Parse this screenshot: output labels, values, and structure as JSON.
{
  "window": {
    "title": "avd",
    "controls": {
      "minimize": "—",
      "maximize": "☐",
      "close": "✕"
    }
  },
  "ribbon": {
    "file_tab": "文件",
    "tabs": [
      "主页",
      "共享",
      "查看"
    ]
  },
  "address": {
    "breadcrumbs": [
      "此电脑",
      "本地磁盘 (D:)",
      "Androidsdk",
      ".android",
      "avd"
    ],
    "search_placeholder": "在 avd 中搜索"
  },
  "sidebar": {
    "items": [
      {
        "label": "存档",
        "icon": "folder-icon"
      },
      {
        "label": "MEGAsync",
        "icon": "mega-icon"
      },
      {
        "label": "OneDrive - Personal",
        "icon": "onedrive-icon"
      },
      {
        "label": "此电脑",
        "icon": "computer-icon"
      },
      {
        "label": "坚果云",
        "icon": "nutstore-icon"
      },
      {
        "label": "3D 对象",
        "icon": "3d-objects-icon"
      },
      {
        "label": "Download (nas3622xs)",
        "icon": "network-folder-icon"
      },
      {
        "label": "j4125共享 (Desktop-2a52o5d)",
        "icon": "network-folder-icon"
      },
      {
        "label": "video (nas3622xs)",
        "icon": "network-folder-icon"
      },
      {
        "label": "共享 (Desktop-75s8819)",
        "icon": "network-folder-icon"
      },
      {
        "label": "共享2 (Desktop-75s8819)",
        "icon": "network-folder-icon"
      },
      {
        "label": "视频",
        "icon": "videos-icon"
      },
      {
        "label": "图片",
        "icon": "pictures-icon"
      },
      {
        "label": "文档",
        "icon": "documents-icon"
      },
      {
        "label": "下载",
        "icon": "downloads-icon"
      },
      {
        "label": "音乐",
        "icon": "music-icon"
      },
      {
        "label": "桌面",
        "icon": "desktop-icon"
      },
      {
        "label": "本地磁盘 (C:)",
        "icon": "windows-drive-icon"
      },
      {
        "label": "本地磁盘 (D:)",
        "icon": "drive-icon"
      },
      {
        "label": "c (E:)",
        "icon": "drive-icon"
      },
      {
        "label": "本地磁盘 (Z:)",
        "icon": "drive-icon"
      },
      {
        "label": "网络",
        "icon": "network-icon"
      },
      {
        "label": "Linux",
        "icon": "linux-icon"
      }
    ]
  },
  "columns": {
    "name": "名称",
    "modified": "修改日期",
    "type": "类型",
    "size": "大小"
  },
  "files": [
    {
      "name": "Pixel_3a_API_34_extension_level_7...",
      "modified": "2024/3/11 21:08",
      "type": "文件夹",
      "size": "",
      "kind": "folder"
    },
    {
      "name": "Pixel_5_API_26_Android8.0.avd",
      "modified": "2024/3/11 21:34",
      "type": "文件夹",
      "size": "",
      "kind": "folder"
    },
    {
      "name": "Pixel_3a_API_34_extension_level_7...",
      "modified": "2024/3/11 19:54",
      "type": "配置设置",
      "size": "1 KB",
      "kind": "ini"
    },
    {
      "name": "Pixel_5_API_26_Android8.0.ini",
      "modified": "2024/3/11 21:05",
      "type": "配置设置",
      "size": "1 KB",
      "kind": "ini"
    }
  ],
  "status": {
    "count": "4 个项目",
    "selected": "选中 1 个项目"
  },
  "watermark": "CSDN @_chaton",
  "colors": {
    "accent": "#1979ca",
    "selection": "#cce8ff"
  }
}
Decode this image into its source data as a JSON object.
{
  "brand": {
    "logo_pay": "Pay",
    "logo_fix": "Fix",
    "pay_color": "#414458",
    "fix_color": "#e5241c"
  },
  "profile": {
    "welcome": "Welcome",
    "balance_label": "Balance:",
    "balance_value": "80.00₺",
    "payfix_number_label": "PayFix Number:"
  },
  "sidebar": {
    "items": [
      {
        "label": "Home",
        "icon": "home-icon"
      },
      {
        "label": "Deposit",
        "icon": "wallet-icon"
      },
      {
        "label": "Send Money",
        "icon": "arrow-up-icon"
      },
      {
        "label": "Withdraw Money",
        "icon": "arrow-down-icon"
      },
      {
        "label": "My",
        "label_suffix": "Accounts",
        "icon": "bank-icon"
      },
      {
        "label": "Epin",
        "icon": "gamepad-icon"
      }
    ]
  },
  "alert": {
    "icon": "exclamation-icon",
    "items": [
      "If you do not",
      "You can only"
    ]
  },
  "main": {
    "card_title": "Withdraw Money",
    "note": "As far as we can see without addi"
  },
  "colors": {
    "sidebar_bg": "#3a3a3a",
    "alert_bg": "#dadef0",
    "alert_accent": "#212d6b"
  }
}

--

REQUIREMENT →
Print the records above exactly as they appear.

THE COMPLETED TASK →
Parse this screenshot: output labels, values, and structure as JSON.
{
  "window": {
    "title": "avd",
    "controls": {
      "minimize": "—",
      "maximize": "☐",
      "close": "✕"
    }
  },
  "ribbon": {
    "file_tab": "文件",
    "tabs": [
      "主页",
      "共享",
      "查看"
    ]
  },
  "address": {
    "breadcrumbs": [
      "此电脑",
      "本地磁盘 (D:)",
      "Androidsdk",
      ".android",
      "avd"
    ],
    "search_placeholder": "在 avd 中搜索"
  },
  "sidebar": {
    "items": [
      {
        "label": "存档",
        "icon": "folder-icon"
      },
      {
        "label": "MEGAsync",
        "icon": "mega-icon"
      },
      {
        "label": "OneDrive - Personal",
        "icon": "onedrive-icon"
      },
      {
        "label": "此电脑",
        "icon": "computer-icon"
      },
      {
        "label": "坚果云",
        "icon": "nutstore-icon"
      },
      {
        "label": "3D 对象",
        "icon": "3d-objects-icon"
      },
      {
        "label": "Download (nas3622xs)",
        "icon": "network-folder-icon"
      },
      {
        "label": "j4125共享 (Desktop-2a52o5d)",
        "icon": "network-folder-icon"
      },
      {
        "label": "video (nas3622xs)",
        "icon": "network-folder-icon"
      },
      {
        "label": "共享 (Desktop-75s8819)",
        "icon": "network-folder-icon"
      },
      {
        "label": "共享2 (Desktop-75s8819)",
        "icon": "network-folder-icon"
      },
      {
        "label": "视频",
        "icon": "videos-icon"
      },
      {
        "label": "图片",
        "icon": "pictures-icon"
      },
      {
        "label": "文档",
        "icon": "documents-icon"
      },
      {
        "label": "下载",
        "icon": "downloads-icon"
      },
      {
        "label": "音乐",
        "icon": "music-icon"
      },
      {
        "label": "桌面",
        "icon": "desktop-icon"
      },
      {
        "label": "本地磁盘 (C:)",
        "icon": "windows-drive-icon"
      },
      {
        "label": "本地磁盘 (D:)",
        "icon": "drive-icon"
      },
      {
        "label": "c (E:)",
        "icon": "drive-icon"
      },
      {
        "label": "本地磁盘 (Z:)",
        "icon": "drive-icon"
      },
      {
        "label": "网络",
        "icon": "network-icon"
      },
      {
        "label": "Linux",
        "icon": "linux-icon"
      }
    ]
  },
  "columns": {
    "name": "名称",
    "modified": "修改日期",
    "type": "类型",
    "size": "大小"
  },
  "files": [
    {
      "name": "Pixel_3a_API_34_extension_level_7...",
      "modified": "2024/3/11 21:08",
      "type": "文件夹",
      "size": "",
      "kind": "folder"
    },
    {
      "name": "Pixel_5_API_26_Android8.0.avd",
      "modified": "2024/3/11 21:34",
      "type": "文件夹",
      "size": "",
      "kind": "folder"
    },
    {
      "name": "Pixel_3a_API_34_extension_level_7...",
      "modified": "2024/3/11 19:54",
      "type": "配置设置",
      "size": "1 KB",
      "kind": "ini"
    },
    {
      "name": "Pixel_5_API_26_Android8.0.ini",
      "modified": "2024/3/11 21:05",
      "type": "配置设置",
      "size": "1 KB",
      "kind": "ini"
    }
  ],
  "status": {
    "count": "4 个项目",
    "selected": "选中 1 个项目"
  },
  "watermark": "CSDN @_chaton",
  "colors": {
    "accent": "#1979ca",
    "selection": "#cce8ff"
  }
}
Decode this image into its source data as a JSON object.
{
  "brand": {
    "logo_pay": "Pay",
    "logo_fix": "Fix",
    "pay_color": "#414458",
    "fix_color": "#e5241c"
  },
  "profile": {
    "welcome": "Welcome",
    "balance_label": "Balance:",
    "balance_value": "80.00₺",
    "payfix_number_label": "PayFix Number:"
  },
  "sidebar": {
    "items": [
      {
        "label": "Home",
        "icon": "home-icon"
      },
      {
        "label": "Deposit",
        "icon": "wallet-icon"
      },
      {
        "label": "Send Money",
        "icon": "arrow-up-icon"
      },
      {
        "label": "Withdraw Money",
        "icon": "arrow-down-icon"
      },
      {
        "label": "My",
        "label_suffix": "Accounts",
        "icon": "bank-icon"
      },
      {
        "label": "Epin",
        "icon": "gamepad-icon"
      }
    ]
  },
  "alert": {
    "icon": "exclamation-icon",
    "items": [
      "If you do not",
      "You can only"
    ]
  },
  "main": {
    "card_title": "Withdraw Money",
    "note": "As far as we can see without addi"
  },
  "colors": {
    "sidebar_bg": "#3a3a3a",
    "alert_bg": "#dadef0",
    "alert_accent": "#212d6b"
  }
}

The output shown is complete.